# Directives
(1) Answer these questions about the causality tutorial, one per line:
(a) Which license applies to the tutorial?
(b) What sample size n is used when drawing from the SCM?
(c) Which two pairs of variables are checked for dependence?
(2) Go on with the causality tutorial, starting after its last line.

# Excerpt

• • • • •

# Causality Tutorial Exercises – Python

Contributors: Rune Christiansen, Jonas Peters, Niklas Pfister, Sorawit Saengkyongam, Sebastian Weichwald, Julius von Kügelgen.

The MIT License applies; copyright is with the authors.

Some exercises are adapted from "Elements of Causal Inference: Foundations and Learning Algorithms" by J. Peters, D. Janzing and B. Schölkopf.


# Exercise 1 – Structural Causal Model



Let's first draw a sample from an SCM

In [None]:
import numpy as np

# set seed
np.random.seed(1)

rnorm = lambda n: np.random.normal(size=n)

n = 200
C = rnorm(n)
A = .8 * rnorm(n)
K = A + .1 * rnorm(n)
X = C - 2 * A + .2 * rnorm(n)
F = 3 * X + .8 * rnorm(n)
D = -2 * X + .5 * rnorm(n)
G = D + .5 * rnorm(n)
Y = 2 * K - D + .2 * rnorm(n)
H = .5 * Y + .1 * rnorm(n)

data = np.c_[C, A, K, X, F, D, G, Y, H]

__a)__

What are the parents and children of $X$ in the above SCM?

![DAG](https://raw.githubusercontent.com/sweichwald/causality-tutorial-exercises/main/data/Exercise-ANM.png)

**Answer:**
- $\mathbf{PA}_X=\{C,A\}$
- $\mathbf{CH}_X=\{F,D\}$


Take a pair of variables and think about whether you expect this pair to be dependent
(at this stage, you can only guess, later you will have tools to know). Check empirically.



Let's check for the pairs $(C,A)$ and $(K,X)$:

In [None]:
import matplotlib.pyplot as plt
import seaborn as sns
sns.set_theme()
from scipy import stats

# Check correlation between C and A

plt.scatter(C, A)
plt.xlabel('C')
plt.ylabel('A')
plt.show()

stats.pearsonr(C, A)

In [None]:
# Check correlation between K and X

plt.scatter(K, X)
plt.xlabel('K')
plt.ylabel('X')
plt.show()

stats.pearsonr(K, X)

• • • • •

# Supplied material
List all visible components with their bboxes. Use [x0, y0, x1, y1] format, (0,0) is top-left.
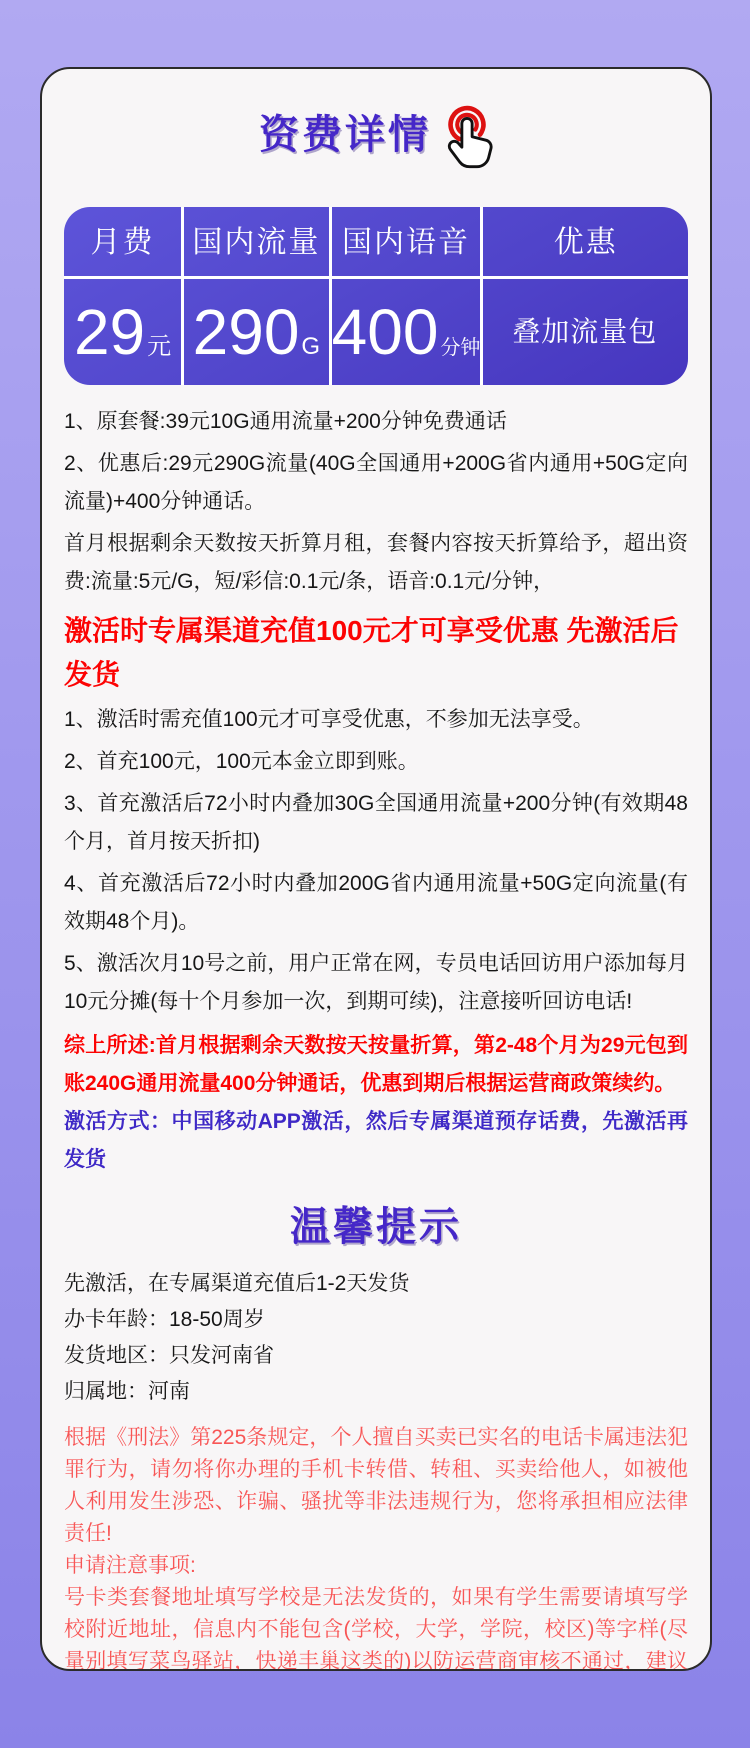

• • • • •

# Results of the exercise
(1)
(a) The MIT License.
(b) 200.
(c) (C, A) and (K, X).

(2)
__b)__

Generate a sample of size 300 from the interventional distribution $P_{\mathrm{do}(X=\mathcal{N}(2, 1))}$
and store the data matrix as `data_int`.

**Answer to b):**

To simulate the intervention, we modify the structural equation for $X$ and sample from the modified SCM.

In [None]:
C_int = rnorm(n)
A_int = .8 * rnorm(n)
K_int = A_int + .1 * rnorm(n)
X_int = 2 + rnorm(n)  # this is the only change needed to model do(X=N(2,1))
F_int = 3 * X_int + .8 * rnorm(n)
D_int = -2 * X_int + .5 * rnorm(n)
G_int = D_int + .5 * rnorm(n)
Y_int = 2 * K_int - D_int + .2 * rnorm(n)
H_int = .5 * Y_int + .1 * rnorm(n)

data_int = np.c_[C_int, A_int, K_int, X_int, F_int, D_int, G_int, Y_int, H_int]

__c)__

Do you expect the marginal distribution of $Y$ to be different in both samples?

**Answer:**
In general, yes, because $Y$ is a descendant of the intervened node $X$.


__d)__

Do you expect the joint distribution of $(A, Y)$ to be different in both samples?


**Answer:** In general, yes: whereas the marginal of $A$ will stay the same, the conditional of $Y$ given $A$ will change since the intervention target $X$ lies on a path from $A$ to $Y$.

__e)__

Check your answers to c) and d) empirically.

In [None]:
plt.hist(Y, density=True, alpha=0.5, label="observational")
plt.hist(Y_int, density=True, alpha=0.5, label="interventional")
plt.xlabel("Y")
plt.ylabel("density")
plt.legend(loc='upper right')
plt.show()

In [None]:
plt.scatter(A, Y, alpha=0.5, label="observational")
plt.scatter(A_int, Y_int, alpha=0.5, label="interventional")
plt.xlabel("A")
plt.ylabel("Y")
plt.legend(loc='upper right')
plt.show()

# Exercise 2 – Adjusting


![DAG](https://raw.githubusercontent.com/sweichwald/causality-tutorial-exercises/main/data/Exercise-ANM.png)

Suppose we are given a fixed DAG (like the one above).

a) What are valid adjustment sets (VAS) used for?

**Answer:** To compute a correct (unbiased) estimate of causal effects.


b) Assume we want to find a VAS for the causal effect from $X$ to $Y$.
What are general recipies (plural 😉) for constructing VASs (no proof)?
Which sets are VAS in the DAG above?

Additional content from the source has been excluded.